## begin Records to use

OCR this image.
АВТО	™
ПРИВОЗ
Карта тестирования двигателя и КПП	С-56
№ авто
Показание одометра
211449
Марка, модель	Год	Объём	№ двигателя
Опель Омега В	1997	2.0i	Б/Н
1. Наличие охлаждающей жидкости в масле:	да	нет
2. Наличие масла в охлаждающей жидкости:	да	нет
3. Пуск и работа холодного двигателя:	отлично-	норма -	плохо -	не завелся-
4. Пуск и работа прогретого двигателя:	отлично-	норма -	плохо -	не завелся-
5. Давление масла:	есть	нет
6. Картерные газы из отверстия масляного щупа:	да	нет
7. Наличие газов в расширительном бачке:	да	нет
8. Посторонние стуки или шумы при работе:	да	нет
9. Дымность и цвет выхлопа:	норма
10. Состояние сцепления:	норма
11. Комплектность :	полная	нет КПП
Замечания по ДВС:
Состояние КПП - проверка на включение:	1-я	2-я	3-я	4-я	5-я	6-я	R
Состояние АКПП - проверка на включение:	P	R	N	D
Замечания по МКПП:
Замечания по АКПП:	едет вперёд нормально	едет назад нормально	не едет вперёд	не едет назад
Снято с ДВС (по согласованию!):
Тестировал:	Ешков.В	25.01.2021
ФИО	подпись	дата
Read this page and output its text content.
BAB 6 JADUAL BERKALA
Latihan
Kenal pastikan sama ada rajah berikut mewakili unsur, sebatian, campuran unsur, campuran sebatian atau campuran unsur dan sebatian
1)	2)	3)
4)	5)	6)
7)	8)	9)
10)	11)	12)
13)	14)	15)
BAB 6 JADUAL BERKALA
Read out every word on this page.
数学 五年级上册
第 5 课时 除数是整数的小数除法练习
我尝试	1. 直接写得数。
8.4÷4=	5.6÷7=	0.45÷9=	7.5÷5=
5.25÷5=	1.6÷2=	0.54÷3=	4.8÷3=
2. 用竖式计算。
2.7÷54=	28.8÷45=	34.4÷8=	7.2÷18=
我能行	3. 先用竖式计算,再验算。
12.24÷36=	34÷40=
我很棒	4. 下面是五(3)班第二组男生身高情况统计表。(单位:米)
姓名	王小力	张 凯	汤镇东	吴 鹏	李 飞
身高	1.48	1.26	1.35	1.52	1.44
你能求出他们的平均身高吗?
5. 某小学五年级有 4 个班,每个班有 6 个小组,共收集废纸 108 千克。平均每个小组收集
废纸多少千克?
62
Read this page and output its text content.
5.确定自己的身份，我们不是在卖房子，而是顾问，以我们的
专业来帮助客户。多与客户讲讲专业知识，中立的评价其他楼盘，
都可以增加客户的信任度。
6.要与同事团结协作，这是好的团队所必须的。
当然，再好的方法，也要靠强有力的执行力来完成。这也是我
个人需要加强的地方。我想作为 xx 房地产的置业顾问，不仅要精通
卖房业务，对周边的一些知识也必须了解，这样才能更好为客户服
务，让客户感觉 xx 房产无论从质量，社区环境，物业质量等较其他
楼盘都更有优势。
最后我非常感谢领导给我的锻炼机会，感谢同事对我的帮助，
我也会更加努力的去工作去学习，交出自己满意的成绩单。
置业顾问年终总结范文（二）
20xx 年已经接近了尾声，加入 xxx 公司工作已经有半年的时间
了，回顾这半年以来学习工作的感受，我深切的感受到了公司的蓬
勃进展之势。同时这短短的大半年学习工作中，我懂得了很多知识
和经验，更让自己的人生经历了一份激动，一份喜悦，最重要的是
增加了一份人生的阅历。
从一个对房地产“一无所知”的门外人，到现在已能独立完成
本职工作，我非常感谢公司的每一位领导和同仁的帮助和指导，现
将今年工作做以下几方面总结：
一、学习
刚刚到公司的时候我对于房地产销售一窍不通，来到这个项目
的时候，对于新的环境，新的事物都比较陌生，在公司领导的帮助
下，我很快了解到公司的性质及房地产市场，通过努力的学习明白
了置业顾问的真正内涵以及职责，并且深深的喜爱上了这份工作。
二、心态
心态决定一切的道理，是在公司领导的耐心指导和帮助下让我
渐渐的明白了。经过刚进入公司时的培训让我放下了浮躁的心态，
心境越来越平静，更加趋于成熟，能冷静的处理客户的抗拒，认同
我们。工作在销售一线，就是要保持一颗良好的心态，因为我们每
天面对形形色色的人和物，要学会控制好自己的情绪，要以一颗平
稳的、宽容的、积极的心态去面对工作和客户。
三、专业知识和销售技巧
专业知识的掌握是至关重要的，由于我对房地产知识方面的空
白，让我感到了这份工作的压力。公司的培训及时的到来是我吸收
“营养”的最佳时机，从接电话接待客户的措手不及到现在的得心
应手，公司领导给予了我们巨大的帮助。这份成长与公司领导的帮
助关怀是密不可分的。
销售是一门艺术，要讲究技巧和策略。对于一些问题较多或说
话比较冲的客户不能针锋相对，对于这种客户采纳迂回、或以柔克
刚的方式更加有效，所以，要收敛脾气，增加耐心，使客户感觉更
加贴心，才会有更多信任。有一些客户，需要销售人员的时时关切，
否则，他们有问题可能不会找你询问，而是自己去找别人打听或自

## end Records to use

What to do → Pull out every line containing "АКПП".

Exercise result →
Состояние АКПП - проверка на включение:	P	R	N	D
Замечания по АКПП:	едет вперёд нормально	едет назад нормально	не едет вперёд	не едет назад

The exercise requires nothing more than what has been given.